Work to do ▸ Read the listing and extract each line that includes the word "name".

Extracts from a graphics dataset ▸
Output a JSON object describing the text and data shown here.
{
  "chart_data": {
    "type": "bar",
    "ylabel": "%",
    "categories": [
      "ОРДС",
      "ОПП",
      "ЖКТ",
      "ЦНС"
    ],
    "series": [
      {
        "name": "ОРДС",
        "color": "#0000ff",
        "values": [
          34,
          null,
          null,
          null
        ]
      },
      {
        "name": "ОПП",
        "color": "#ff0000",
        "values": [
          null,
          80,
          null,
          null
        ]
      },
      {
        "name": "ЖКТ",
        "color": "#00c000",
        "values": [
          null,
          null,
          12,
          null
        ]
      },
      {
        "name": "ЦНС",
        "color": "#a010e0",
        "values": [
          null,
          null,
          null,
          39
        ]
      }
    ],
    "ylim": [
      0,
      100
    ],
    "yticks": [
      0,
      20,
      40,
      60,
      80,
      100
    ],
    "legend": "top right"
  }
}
...
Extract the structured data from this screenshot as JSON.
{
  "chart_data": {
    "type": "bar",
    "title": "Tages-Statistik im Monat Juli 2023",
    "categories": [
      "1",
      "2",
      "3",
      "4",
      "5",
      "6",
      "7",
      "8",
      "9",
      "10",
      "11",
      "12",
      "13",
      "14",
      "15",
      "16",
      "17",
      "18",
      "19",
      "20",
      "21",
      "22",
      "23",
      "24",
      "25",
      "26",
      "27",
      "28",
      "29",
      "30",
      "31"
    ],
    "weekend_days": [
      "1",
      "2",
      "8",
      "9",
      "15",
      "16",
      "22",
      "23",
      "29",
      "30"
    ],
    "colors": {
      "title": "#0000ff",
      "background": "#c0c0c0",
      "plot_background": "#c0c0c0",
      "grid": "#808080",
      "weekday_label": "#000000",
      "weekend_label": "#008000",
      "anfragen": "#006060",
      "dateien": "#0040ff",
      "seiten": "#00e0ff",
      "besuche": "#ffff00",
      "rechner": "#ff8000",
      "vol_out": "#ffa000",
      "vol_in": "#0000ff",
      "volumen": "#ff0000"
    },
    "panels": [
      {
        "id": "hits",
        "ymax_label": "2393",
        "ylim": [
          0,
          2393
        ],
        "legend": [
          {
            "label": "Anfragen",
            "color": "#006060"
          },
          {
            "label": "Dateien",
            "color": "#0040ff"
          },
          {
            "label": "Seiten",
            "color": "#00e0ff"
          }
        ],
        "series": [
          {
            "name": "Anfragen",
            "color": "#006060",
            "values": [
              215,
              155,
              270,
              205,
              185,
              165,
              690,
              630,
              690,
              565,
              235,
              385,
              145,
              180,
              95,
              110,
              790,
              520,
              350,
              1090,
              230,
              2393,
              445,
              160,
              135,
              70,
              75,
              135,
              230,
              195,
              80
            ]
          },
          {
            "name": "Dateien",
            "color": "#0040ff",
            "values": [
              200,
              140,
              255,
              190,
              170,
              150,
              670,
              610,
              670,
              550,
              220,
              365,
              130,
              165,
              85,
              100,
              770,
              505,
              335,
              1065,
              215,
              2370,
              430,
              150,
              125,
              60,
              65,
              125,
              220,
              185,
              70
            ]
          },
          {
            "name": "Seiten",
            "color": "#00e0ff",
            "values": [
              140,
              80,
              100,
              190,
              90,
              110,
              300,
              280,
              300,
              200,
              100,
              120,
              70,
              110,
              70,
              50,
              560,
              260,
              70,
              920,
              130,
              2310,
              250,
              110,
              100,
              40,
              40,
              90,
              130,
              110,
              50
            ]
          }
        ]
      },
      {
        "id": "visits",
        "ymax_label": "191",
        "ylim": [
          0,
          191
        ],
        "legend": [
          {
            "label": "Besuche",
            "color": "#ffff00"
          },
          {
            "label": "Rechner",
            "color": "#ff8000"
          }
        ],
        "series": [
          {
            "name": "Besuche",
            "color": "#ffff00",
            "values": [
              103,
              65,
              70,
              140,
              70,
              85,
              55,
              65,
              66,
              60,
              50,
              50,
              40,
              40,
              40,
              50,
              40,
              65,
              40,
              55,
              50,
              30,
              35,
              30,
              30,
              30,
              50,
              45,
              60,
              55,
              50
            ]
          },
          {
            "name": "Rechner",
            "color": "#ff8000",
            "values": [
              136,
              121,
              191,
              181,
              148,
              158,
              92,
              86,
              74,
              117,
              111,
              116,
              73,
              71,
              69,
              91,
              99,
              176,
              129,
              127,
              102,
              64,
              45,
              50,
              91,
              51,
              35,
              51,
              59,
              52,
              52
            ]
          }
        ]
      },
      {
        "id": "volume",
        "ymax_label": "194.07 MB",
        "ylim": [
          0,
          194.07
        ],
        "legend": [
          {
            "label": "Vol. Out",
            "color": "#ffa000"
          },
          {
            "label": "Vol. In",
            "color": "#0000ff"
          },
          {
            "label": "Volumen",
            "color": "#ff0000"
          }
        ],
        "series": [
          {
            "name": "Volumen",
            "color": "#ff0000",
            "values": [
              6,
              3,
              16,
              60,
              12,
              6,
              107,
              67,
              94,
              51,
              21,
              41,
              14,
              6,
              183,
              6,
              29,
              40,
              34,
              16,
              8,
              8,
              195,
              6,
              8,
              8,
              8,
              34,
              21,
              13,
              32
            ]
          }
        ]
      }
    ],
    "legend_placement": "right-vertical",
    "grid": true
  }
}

Final answer ▸
        "name": "ОРДС",
        "name": "ОПП",
        "name": "ЖКТ",
        "name": "ЦНС",
            "name": "Anfragen",
            "name": "Dateien",
            "name": "Seiten",
            "name": "Besuche",
            "name": "Rechner",
            "name": "Volumen",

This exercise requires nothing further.